→ **PROBLEM STATEMENT**: In the listing below, replace every "Get It" with "Buy Now" and leave everything else unchanged.

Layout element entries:
──────

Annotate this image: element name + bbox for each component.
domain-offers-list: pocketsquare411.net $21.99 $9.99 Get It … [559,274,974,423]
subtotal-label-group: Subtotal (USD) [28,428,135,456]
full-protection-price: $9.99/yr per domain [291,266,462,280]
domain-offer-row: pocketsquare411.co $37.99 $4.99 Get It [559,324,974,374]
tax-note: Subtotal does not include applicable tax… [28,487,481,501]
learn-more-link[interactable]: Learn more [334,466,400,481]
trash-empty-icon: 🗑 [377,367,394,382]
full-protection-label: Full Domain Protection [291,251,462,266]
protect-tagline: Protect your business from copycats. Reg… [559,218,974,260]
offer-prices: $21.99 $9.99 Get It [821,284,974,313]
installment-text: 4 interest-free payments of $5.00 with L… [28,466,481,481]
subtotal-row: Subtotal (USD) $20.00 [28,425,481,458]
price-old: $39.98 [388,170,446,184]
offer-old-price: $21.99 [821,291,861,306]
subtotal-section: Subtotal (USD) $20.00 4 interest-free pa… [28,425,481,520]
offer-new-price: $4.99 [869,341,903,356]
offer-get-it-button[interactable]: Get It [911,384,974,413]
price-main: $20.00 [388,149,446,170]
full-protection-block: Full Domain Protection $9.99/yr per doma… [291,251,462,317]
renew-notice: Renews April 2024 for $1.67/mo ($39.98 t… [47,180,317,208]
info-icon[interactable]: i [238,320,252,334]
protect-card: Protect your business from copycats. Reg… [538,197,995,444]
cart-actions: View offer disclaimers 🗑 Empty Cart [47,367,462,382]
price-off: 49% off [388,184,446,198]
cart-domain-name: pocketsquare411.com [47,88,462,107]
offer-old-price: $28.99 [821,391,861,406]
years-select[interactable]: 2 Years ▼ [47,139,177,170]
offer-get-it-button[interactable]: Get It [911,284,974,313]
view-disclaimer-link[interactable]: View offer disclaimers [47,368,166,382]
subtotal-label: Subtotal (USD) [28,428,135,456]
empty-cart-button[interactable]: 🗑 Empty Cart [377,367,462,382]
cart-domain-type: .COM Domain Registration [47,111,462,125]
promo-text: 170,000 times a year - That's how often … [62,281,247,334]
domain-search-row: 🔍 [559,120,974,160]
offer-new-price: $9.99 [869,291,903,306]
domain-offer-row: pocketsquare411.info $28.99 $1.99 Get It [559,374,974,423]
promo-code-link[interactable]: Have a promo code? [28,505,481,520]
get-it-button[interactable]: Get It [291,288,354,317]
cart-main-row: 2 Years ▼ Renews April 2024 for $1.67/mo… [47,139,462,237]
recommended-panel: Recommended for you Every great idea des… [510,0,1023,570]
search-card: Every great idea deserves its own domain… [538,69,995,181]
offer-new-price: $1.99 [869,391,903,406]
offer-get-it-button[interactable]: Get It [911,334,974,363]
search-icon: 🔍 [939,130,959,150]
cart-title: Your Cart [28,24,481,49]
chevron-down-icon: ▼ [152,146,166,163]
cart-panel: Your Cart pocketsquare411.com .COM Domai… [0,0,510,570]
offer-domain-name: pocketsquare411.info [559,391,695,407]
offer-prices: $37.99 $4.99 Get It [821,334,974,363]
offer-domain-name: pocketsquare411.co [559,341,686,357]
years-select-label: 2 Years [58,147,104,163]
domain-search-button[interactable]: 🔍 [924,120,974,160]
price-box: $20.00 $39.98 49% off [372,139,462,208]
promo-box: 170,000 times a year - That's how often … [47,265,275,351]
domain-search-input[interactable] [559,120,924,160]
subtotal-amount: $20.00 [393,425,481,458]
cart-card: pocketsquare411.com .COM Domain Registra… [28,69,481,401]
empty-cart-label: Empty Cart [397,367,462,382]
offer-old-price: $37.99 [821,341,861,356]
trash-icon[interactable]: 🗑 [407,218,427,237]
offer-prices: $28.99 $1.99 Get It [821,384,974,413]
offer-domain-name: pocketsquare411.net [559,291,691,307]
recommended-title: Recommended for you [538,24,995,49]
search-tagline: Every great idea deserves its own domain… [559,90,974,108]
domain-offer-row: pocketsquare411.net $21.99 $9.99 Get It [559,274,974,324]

──────

→ **SOLUTION FOR THIS TASK**:
Annotate this image: element name + bbox for each component.
domain-offers-list: pocketsquare411.net $21.99 $9.99 Buy Now … [559,274,974,423]
subtotal-label-group: Subtotal (USD) [28,428,135,456]
full-protection-price: $9.99/yr per domain [291,266,462,280]
domain-offer-row: pocketsquare411.co $37.99 $4.99 Buy Now [559,324,974,374]
tax-note: Subtotal does not include applicable tax… [28,487,481,501]
learn-more-link[interactable]: Learn more [334,466,400,481]
trash-empty-icon: 🗑 [377,367,394,382]
full-protection-label: Full Domain Protection [291,251,462,266]
protect-tagline: Protect your business from copycats. Reg… [559,218,974,260]
offer-prices: $21.99 $9.99 Buy Now [821,284,974,313]
installment-text: 4 interest-free payments of $5.00 with L… [28,466,481,481]
subtotal-row: Subtotal (USD) $20.00 [28,425,481,458]
price-old: $39.98 [388,170,446,184]
offer-old-price: $21.99 [821,291,861,306]
subtotal-section: Subtotal (USD) $20.00 4 interest-free pa… [28,425,481,520]
offer-new-price: $4.99 [869,341,903,356]
offer-get-it-button[interactable]: Buy Now [911,384,974,413]
price-main: $20.00 [388,149,446,170]
full-protection-block: Full Domain Protection $9.99/yr per doma… [291,251,462,317]
renew-notice: Renews April 2024 for $1.67/mo ($39.98 t… [47,180,317,208]
info-icon[interactable]: i [238,320,252,334]
protect-card: Protect your business from copycats. Reg… [538,197,995,444]
cart-actions: View offer disclaimers 🗑 Empty Cart [47,367,462,382]
price-off: 49% off [388,184,446,198]
cart-domain-name: pocketsquare411.com [47,88,462,107]
offer-old-price: $28.99 [821,391,861,406]
years-select[interactable]: 2 Years ▼ [47,139,177,170]
offer-get-it-button[interactable]: Buy Now [911,284,974,313]
view-disclaimer-link[interactable]: View offer disclaimers [47,368,166,382]
subtotal-label: Subtotal (USD) [28,428,135,456]
empty-cart-button[interactable]: 🗑 Empty Cart [377,367,462,382]
cart-domain-type: .COM Domain Registration [47,111,462,125]
promo-text: 170,000 times a year - That's how often … [62,281,247,334]
domain-search-row: 🔍 [559,120,974,160]
offer-new-price: $9.99 [869,291,903,306]
domain-offer-row: pocketsquare411.info $28.99 $1.99 Buy Now [559,374,974,423]
promo-code-link[interactable]: Have a promo code? [28,505,481,520]
get-it-button[interactable]: Buy Now [291,288,354,317]
cart-main-row: 2 Years ▼ Renews April 2024 for $1.67/mo… [47,139,462,237]
recommended-panel: Recommended for you Every great idea des… [510,0,1023,570]
search-card: Every great idea deserves its own domain… [538,69,995,181]
offer-new-price: $1.99 [869,391,903,406]
offer-get-it-button[interactable]: Buy Now [911,334,974,363]
search-icon: 🔍 [939,130,959,150]
cart-title: Your Cart [28,24,481,49]
chevron-down-icon: ▼ [152,146,166,163]
cart-panel: Your Cart pocketsquare411.com .COM Domai… [0,0,510,570]
offer-domain-name: pocketsquare411.info [559,391,695,407]
offer-prices: $37.99 $4.99 Buy Now [821,334,974,363]
offer-domain-name: pocketsquare411.co [559,341,686,357]
years-select-label: 2 Years [58,147,104,163]
domain-search-button[interactable]: 🔍 [924,120,974,160]
price-box: $20.00 $39.98 49% off [372,139,462,208]
promo-box: 170,000 times a year - That's how often … [47,265,275,351]
domain-search-input[interactable] [559,120,924,160]
subtotal-amount: $20.00 [393,425,481,458]
cart-card: pocketsquare411.com .COM Domain Registra… [28,69,481,401]
empty-cart-label: Empty Cart [397,367,462,382]
offer-old-price: $37.99 [821,341,861,356]
trash-icon[interactable]: 🗑 [407,218,427,237]
offer-prices: $28.99 $1.99 Buy Now [821,384,974,413]
offer-domain-name: pocketsquare411.net [559,291,691,307]
recommended-title: Recommended for you [538,24,995,49]
search-tagline: Every great idea deserves its own domain… [559,90,974,108]
domain-offer-row: pocketsquare411.net $21.99 $9.99 Buy Now [559,274,974,324]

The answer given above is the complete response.